* start Records for this exercise *

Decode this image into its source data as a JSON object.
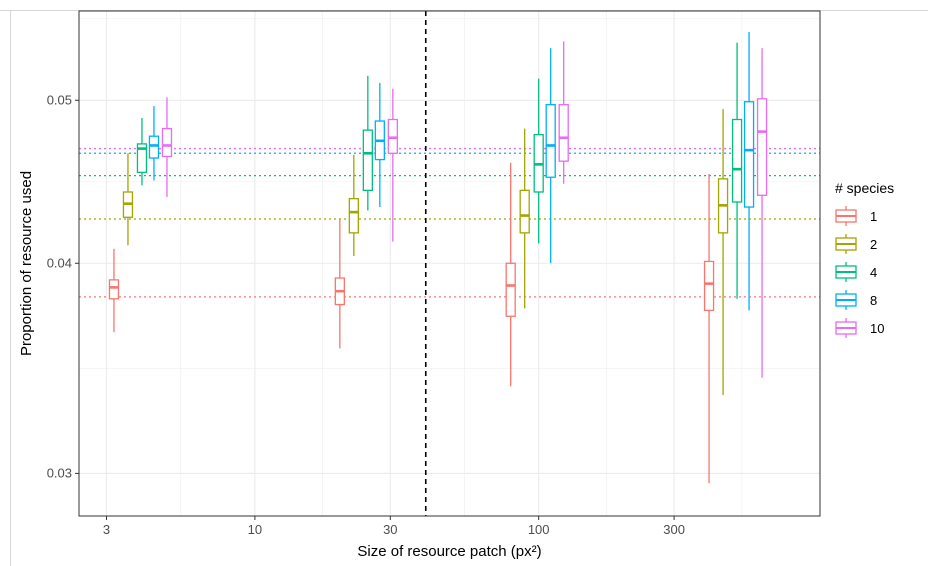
{
  "chart_data": {
    "type": "boxplot",
    "xlabel": "Size of resource patch (px²)",
    "ylabel": "Proportion of resource used",
    "x_scale": "log10",
    "y_scale": "log10",
    "xlim": [
      2.4,
      980
    ],
    "ylim": [
      0.0283,
      0.0565
    ],
    "x_ticks": [
      3,
      10,
      30,
      100,
      300
    ],
    "x_tick_labels": [
      "3",
      "10",
      "30",
      "100",
      "300"
    ],
    "y_ticks": [
      0.03,
      0.04,
      0.05
    ],
    "y_tick_labels": [
      "0.03",
      "0.04",
      "0.05"
    ],
    "grid": true,
    "vertical_reference_line": 40,
    "legend": {
      "title": "# species",
      "position": "right"
    },
    "group_positions": [
      4,
      25,
      100,
      500
    ],
    "series": [
      {
        "name": "1",
        "color": "#F8766D",
        "hline": 0.0382,
        "boxes": [
          {
            "whisker_low": 0.0364,
            "q1": 0.0381,
            "median": 0.0387,
            "q3": 0.0391,
            "whisker_high": 0.0408
          },
          {
            "whisker_low": 0.0356,
            "q1": 0.0378,
            "median": 0.0385,
            "q3": 0.0392,
            "whisker_high": 0.0425
          },
          {
            "whisker_low": 0.0338,
            "q1": 0.0372,
            "median": 0.0388,
            "q3": 0.04,
            "whisker_high": 0.0459
          },
          {
            "whisker_low": 0.0296,
            "q1": 0.0375,
            "median": 0.0389,
            "q3": 0.0401,
            "whisker_high": 0.0452
          }
        ]
      },
      {
        "name": "2",
        "color": "#A3A500",
        "hline": 0.0425,
        "boxes": [
          {
            "whisker_low": 0.041,
            "q1": 0.0426,
            "median": 0.0434,
            "q3": 0.0441,
            "whisker_high": 0.0465
          },
          {
            "whisker_low": 0.0404,
            "q1": 0.0417,
            "median": 0.0429,
            "q3": 0.0437,
            "whisker_high": 0.0464
          },
          {
            "whisker_low": 0.0376,
            "q1": 0.0417,
            "median": 0.0427,
            "q3": 0.0442,
            "whisker_high": 0.0481
          },
          {
            "whisker_low": 0.0334,
            "q1": 0.0417,
            "median": 0.0433,
            "q3": 0.0449,
            "whisker_high": 0.0494
          }
        ]
      },
      {
        "name": "4",
        "color": "#00BF7D",
        "hline": 0.0451,
        "boxes": [
          {
            "whisker_low": 0.0445,
            "q1": 0.0453,
            "median": 0.0468,
            "q3": 0.0471,
            "whisker_high": 0.0488
          },
          {
            "whisker_low": 0.043,
            "q1": 0.0442,
            "median": 0.0465,
            "q3": 0.048,
            "whisker_high": 0.0517
          },
          {
            "whisker_low": 0.0411,
            "q1": 0.0441,
            "median": 0.0458,
            "q3": 0.0477,
            "whisker_high": 0.0515
          },
          {
            "whisker_low": 0.0381,
            "q1": 0.0435,
            "median": 0.0455,
            "q3": 0.0487,
            "whisker_high": 0.0541
          }
        ]
      },
      {
        "name": "8",
        "color": "#00B0F6",
        "hline": 0.0465,
        "boxes": [
          {
            "whisker_low": 0.0448,
            "q1": 0.0462,
            "median": 0.047,
            "q3": 0.0476,
            "whisker_high": 0.0496
          },
          {
            "whisker_low": 0.0432,
            "q1": 0.0461,
            "median": 0.0473,
            "q3": 0.0486,
            "whisker_high": 0.0512
          },
          {
            "whisker_low": 0.04,
            "q1": 0.045,
            "median": 0.047,
            "q3": 0.0497,
            "whisker_high": 0.0537
          },
          {
            "whisker_low": 0.0375,
            "q1": 0.0432,
            "median": 0.0467,
            "q3": 0.0499,
            "whisker_high": 0.0549
          }
        ]
      },
      {
        "name": "10",
        "color": "#E76BF3",
        "hline": 0.0468,
        "boxes": [
          {
            "whisker_low": 0.0438,
            "q1": 0.0463,
            "median": 0.047,
            "q3": 0.0481,
            "whisker_high": 0.0502
          },
          {
            "whisker_low": 0.0412,
            "q1": 0.0465,
            "median": 0.0475,
            "q3": 0.0487,
            "whisker_high": 0.0508
          },
          {
            "whisker_low": 0.0446,
            "q1": 0.046,
            "median": 0.0475,
            "q3": 0.0497,
            "whisker_high": 0.0542
          },
          {
            "whisker_low": 0.0342,
            "q1": 0.0439,
            "median": 0.0479,
            "q3": 0.0501,
            "whisker_high": 0.0537
          }
        ]
      }
    ]
  }
}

* end Records for this exercise *

Task brief. Of the lines in the entries, how many include the word "hline"? State only the number.

Solution below. 5